Records for this task
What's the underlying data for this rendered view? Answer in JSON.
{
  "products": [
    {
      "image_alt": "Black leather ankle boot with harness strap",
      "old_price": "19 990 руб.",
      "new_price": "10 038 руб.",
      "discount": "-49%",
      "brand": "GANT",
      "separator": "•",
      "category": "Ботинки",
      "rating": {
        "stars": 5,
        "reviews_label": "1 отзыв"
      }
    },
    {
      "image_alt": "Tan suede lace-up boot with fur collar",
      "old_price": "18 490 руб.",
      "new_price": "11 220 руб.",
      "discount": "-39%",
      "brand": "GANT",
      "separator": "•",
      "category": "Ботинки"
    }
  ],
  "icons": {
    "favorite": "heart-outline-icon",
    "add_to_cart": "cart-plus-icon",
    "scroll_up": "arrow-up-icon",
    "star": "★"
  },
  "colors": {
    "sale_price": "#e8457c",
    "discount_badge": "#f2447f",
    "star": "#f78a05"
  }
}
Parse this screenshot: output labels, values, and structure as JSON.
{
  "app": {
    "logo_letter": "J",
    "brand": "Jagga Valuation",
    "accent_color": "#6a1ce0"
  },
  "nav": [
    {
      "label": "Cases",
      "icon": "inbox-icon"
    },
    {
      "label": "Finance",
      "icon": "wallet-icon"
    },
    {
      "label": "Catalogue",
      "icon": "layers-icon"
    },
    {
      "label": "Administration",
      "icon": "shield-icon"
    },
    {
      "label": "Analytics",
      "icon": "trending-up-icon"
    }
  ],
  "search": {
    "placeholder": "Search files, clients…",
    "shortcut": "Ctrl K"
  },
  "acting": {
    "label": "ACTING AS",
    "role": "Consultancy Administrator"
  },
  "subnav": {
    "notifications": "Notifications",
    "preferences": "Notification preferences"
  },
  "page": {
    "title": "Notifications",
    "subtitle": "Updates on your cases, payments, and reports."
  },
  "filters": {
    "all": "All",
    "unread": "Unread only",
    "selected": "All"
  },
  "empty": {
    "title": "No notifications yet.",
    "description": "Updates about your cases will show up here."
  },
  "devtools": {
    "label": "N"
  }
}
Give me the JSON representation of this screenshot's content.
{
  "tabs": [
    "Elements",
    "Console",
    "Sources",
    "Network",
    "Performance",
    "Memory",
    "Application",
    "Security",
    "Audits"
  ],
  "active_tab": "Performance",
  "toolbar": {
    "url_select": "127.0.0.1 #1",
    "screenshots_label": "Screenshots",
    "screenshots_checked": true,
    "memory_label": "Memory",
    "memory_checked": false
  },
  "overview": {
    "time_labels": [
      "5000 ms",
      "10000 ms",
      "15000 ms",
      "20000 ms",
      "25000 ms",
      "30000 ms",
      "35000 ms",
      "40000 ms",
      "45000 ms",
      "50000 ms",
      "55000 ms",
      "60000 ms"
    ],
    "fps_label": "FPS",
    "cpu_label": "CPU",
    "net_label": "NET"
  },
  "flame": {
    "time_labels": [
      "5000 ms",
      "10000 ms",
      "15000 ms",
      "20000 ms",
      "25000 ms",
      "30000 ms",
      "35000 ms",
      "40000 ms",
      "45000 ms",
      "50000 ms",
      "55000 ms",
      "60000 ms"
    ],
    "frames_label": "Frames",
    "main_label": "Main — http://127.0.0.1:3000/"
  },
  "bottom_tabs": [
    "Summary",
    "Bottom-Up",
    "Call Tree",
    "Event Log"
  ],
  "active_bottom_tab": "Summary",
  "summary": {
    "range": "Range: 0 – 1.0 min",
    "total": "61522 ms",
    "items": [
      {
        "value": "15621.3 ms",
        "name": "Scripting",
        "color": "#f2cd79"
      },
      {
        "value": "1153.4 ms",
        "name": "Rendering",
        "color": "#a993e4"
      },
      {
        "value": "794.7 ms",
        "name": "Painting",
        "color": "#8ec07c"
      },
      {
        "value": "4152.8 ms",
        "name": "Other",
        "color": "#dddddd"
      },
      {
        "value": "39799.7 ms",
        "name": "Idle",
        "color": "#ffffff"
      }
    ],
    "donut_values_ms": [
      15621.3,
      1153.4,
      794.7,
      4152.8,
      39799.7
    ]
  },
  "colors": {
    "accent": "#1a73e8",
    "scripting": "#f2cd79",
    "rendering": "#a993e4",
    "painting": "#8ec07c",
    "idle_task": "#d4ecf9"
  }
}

Short exercise
Word for word, extract all the records.

Solution to this exercise
What's the underlying data for this rendered view? Answer in JSON.
{
  "products": [
    {
      "image_alt": "Black leather ankle boot with harness strap",
      "old_price": "19 990 руб.",
      "new_price": "10 038 руб.",
      "discount": "-49%",
      "brand": "GANT",
      "separator": "•",
      "category": "Ботинки",
      "rating": {
        "stars": 5,
        "reviews_label": "1 отзыв"
      }
    },
    {
      "image_alt": "Tan suede lace-up boot with fur collar",
      "old_price": "18 490 руб.",
      "new_price": "11 220 руб.",
      "discount": "-39%",
      "brand": "GANT",
      "separator": "•",
      "category": "Ботинки"
    }
  ],
  "icons": {
    "favorite": "heart-outline-icon",
    "add_to_cart": "cart-plus-icon",
    "scroll_up": "arrow-up-icon",
    "star": "★"
  },
  "colors": {
    "sale_price": "#e8457c",
    "discount_badge": "#f2447f",
    "star": "#f78a05"
  }
}
Parse this screenshot: output labels, values, and structure as JSON.
{
  "app": {
    "logo_letter": "J",
    "brand": "Jagga Valuation",
    "accent_color": "#6a1ce0"
  },
  "nav": [
    {
      "label": "Cases",
      "icon": "inbox-icon"
    },
    {
      "label": "Finance",
      "icon": "wallet-icon"
    },
    {
      "label": "Catalogue",
      "icon": "layers-icon"
    },
    {
      "label": "Administration",
      "icon": "shield-icon"
    },
    {
      "label": "Analytics",
      "icon": "trending-up-icon"
    }
  ],
  "search": {
    "placeholder": "Search files, clients…",
    "shortcut": "Ctrl K"
  },
  "acting": {
    "label": "ACTING AS",
    "role": "Consultancy Administrator"
  },
  "subnav": {
    "notifications": "Notifications",
    "preferences": "Notification preferences"
  },
  "page": {
    "title": "Notifications",
    "subtitle": "Updates on your cases, payments, and reports."
  },
  "filters": {
    "all": "All",
    "unread": "Unread only",
    "selected": "All"
  },
  "empty": {
    "title": "No notifications yet.",
    "description": "Updates about your cases will show up here."
  },
  "devtools": {
    "label": "N"
  }
}
Give me the JSON representation of this screenshot's content.
{
  "tabs": [
    "Elements",
    "Console",
    "Sources",
    "Network",
    "Performance",
    "Memory",
    "Application",
    "Security",
    "Audits"
  ],
  "active_tab": "Performance",
  "toolbar": {
    "url_select": "127.0.0.1 #1",
    "screenshots_label": "Screenshots",
    "screenshots_checked": true,
    "memory_label": "Memory",
    "memory_checked": false
  },
  "overview": {
    "time_labels": [
      "5000 ms",
      "10000 ms",
      "15000 ms",
      "20000 ms",
      "25000 ms",
      "30000 ms",
      "35000 ms",
      "40000 ms",
      "45000 ms",
      "50000 ms",
      "55000 ms",
      "60000 ms"
    ],
    "fps_label": "FPS",
    "cpu_label": "CPU",
    "net_label": "NET"
  },
  "flame": {
    "time_labels": [
      "5000 ms",
      "10000 ms",
      "15000 ms",
      "20000 ms",
      "25000 ms",
      "30000 ms",
      "35000 ms",
      "40000 ms",
      "45000 ms",
      "50000 ms",
      "55000 ms",
      "60000 ms"
    ],
    "frames_label": "Frames",
    "main_label": "Main — http://127.0.0.1:3000/"
  },
  "bottom_tabs": [
    "Summary",
    "Bottom-Up",
    "Call Tree",
    "Event Log"
  ],
  "active_bottom_tab": "Summary",
  "summary": {
    "range": "Range: 0 – 1.0 min",
    "total": "61522 ms",
    "items": [
      {
        "value": "15621.3 ms",
        "name": "Scripting",
        "color": "#f2cd79"
      },
      {
        "value": "1153.4 ms",
        "name": "Rendering",
        "color": "#a993e4"
      },
      {
        "value": "794.7 ms",
        "name": "Painting",
        "color": "#8ec07c"
      },
      {
        "value": "4152.8 ms",
        "name": "Other",
        "color": "#dddddd"
      },
      {
        "value": "39799.7 ms",
        "name": "Idle",
        "color": "#ffffff"
      }
    ],
    "donut_values_ms": [
      15621.3,
      1153.4,
      794.7,
      4152.8,
      39799.7
    ]
  },
  "colors": {
    "accent": "#1a73e8",
    "scripting": "#f2cd79",
    "rendering": "#a993e4",
    "painting": "#8ec07c",
    "idle_task": "#d4ecf9"
  }
}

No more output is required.